[Requirements]:
Output, please, every line from the line that holds "Read out every word on this page." to the end, exactly as written.

[Supplied material]:
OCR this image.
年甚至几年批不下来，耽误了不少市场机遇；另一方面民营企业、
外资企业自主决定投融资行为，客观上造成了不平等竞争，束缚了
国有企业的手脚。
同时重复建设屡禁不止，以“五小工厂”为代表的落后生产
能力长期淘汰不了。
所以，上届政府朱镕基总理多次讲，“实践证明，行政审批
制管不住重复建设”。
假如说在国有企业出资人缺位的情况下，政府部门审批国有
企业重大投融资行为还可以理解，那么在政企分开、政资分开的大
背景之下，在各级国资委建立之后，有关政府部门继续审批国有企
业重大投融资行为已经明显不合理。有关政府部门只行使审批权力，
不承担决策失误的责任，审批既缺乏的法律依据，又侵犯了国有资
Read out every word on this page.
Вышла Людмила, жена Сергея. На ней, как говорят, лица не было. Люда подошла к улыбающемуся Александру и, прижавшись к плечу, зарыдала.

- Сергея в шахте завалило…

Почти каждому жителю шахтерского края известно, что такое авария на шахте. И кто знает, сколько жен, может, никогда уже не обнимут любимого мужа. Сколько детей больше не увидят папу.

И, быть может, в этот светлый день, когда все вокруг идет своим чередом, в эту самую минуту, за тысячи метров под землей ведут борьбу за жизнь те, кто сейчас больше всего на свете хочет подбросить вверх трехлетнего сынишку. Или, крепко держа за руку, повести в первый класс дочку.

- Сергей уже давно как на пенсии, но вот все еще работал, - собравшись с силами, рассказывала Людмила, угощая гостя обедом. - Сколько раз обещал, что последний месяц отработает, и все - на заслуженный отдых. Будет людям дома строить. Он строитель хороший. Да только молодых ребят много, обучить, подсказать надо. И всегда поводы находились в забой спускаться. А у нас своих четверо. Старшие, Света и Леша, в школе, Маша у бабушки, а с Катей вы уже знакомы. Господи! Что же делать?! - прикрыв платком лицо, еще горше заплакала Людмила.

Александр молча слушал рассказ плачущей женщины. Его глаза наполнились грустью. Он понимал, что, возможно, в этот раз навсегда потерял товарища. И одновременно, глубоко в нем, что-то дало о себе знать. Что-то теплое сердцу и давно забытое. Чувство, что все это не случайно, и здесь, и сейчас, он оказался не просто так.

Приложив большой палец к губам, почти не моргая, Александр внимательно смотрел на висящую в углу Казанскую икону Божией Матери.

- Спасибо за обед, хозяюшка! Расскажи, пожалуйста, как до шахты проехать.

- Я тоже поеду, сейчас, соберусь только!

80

[Answer for the task]:
Read out every word on this page.
Вышла Людмила, жена Сергея. На ней, как говорят, лица не было. Люда подошла к улыбающемуся Александру и, прижавшись к плечу, зарыдала.

- Сергея в шахте завалило…

Почти каждому жителю шахтерского края известно, что такое авария на шахте. И кто знает, сколько жен, может, никогда уже не обнимут любимого мужа. Сколько детей больше не увидят папу.

И, быть может, в этот светлый день, когда все вокруг идет своим чередом, в эту самую минуту, за тысячи метров под землей ведут борьбу за жизнь те, кто сейчас больше всего на свете хочет подбросить вверх трехлетнего сынишку. Или, крепко держа за руку, повести в первый класс дочку.

- Сергей уже давно как на пенсии, но вот все еще работал, - собравшись с силами, рассказывала Людмила, угощая гостя обедом. - Сколько раз обещал, что последний месяц отработает, и все - на заслуженный отдых. Будет людям дома строить. Он строитель хороший. Да только молодых ребят много, обучить, подсказать надо. И всегда поводы находились в забой спускаться. А у нас своих четверо. Старшие, Света и Леша, в школе, Маша у бабушки, а с Катей вы уже знакомы. Господи! Что же делать?! - прикрыв платком лицо, еще горше заплакала Людмила.

Александр молча слушал рассказ плачущей женщины. Его глаза наполнились грустью. Он понимал, что, возможно, в этот раз навсегда потерял товарища. И одновременно, глубоко в нем, что-то дало о себе знать. Что-то теплое сердцу и давно забытое. Чувство, что все это не случайно, и здесь, и сейчас, он оказался не просто так.

Приложив большой палец к губам, почти не моргая, Александр внимательно смотрел на висящую в углу Казанскую икону Божией Матери.

- Спасибо за обед, хозяюшка! Расскажи, пожалуйста, как до шахты проехать.

- Я тоже поеду, сейчас, соберусь только!

80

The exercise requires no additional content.